Copy out each line of the data holding "финансовое".

□ □ □ □ □ □ □

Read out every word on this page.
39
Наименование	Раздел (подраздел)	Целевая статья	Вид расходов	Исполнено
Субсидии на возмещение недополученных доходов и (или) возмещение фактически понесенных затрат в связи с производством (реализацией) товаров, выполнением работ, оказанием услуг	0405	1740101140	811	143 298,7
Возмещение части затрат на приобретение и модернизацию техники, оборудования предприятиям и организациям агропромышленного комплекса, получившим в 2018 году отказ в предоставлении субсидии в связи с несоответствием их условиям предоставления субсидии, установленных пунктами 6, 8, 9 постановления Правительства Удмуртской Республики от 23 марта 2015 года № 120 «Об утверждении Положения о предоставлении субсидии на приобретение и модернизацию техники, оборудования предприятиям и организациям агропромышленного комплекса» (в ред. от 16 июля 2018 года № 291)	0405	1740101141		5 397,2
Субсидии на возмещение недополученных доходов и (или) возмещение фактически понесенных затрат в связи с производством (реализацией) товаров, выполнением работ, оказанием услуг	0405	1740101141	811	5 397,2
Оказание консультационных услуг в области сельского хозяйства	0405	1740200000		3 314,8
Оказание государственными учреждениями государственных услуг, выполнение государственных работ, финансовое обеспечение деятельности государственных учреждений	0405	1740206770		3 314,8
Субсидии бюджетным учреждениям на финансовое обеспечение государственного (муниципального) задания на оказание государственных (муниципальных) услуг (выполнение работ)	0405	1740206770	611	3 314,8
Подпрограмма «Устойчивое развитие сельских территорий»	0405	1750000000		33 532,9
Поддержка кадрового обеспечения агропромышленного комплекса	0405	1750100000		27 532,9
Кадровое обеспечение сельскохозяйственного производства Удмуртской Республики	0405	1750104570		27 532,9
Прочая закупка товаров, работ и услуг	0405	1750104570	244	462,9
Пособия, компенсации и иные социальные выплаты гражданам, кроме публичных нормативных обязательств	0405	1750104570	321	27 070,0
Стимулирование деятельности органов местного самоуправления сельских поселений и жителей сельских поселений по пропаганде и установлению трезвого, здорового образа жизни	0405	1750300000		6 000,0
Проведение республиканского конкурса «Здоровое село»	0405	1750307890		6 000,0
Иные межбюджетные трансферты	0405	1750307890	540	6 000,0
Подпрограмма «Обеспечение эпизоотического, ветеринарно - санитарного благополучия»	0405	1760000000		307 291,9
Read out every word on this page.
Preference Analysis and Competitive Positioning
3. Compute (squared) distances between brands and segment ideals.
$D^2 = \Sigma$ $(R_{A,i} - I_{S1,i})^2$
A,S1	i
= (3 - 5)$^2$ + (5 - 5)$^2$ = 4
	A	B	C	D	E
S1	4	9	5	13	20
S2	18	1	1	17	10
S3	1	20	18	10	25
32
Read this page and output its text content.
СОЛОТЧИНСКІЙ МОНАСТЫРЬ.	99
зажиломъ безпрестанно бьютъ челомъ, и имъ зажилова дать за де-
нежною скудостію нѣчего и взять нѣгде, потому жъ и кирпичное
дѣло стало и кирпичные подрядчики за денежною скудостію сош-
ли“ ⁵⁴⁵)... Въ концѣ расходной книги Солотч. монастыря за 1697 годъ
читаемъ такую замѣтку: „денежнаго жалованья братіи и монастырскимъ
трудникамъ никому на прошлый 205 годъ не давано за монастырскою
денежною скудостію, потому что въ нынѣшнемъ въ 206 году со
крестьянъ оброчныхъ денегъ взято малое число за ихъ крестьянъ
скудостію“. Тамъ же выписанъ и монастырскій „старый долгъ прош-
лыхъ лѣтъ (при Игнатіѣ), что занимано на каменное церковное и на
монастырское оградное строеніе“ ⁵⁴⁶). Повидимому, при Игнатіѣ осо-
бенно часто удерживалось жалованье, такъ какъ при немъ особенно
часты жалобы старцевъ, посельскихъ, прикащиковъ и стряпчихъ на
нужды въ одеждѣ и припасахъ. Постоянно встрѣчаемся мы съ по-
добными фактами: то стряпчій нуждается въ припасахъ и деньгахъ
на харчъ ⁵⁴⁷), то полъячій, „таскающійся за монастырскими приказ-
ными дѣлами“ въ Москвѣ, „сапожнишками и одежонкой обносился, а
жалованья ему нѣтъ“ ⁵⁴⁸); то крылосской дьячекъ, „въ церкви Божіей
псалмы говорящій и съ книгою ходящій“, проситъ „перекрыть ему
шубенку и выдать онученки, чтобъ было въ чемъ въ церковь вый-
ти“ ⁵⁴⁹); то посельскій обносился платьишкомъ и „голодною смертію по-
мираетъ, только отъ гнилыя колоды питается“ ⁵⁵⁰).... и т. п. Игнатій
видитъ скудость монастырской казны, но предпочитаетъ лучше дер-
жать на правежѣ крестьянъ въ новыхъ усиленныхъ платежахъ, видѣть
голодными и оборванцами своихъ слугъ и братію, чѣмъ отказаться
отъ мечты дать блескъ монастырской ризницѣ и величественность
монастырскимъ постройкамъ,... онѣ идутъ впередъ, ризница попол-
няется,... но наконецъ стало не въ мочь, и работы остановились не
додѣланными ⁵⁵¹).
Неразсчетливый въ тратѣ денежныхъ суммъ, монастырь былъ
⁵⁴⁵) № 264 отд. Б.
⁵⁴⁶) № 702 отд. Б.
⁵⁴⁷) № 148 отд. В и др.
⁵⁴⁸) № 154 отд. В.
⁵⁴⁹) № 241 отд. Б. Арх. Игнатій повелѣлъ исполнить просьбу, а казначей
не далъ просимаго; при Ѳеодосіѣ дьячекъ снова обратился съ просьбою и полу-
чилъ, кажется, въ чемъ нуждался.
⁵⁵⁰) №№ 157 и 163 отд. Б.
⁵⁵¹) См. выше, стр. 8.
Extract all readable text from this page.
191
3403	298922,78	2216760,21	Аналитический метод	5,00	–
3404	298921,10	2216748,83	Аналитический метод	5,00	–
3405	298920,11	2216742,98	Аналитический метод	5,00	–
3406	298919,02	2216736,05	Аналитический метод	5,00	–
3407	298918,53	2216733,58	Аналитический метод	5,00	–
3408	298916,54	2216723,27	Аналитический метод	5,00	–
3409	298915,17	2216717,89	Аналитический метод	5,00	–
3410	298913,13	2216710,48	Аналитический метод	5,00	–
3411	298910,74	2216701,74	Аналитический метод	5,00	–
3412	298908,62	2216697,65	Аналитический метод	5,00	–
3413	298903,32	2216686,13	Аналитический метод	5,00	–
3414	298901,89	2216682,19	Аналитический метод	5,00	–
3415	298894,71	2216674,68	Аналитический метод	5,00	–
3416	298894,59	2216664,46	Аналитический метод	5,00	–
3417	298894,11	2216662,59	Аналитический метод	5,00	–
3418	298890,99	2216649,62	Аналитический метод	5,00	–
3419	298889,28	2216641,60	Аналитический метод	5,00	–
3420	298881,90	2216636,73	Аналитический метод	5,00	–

□ □ □ □ □ □ □

*Finished answer:*
Оказание государственными учреждениями государственных услуг, выполнение государственных работ, финансовое обеспечение деятельности государственных учреждений	0405	1740206770		3 314,8
Субсидии бюджетным учреждениям на финансовое обеспечение государственного (муниципального) задания на оказание государственных (муниципальных) услуг (выполнение работ)	0405	1740206770	611	3 314,8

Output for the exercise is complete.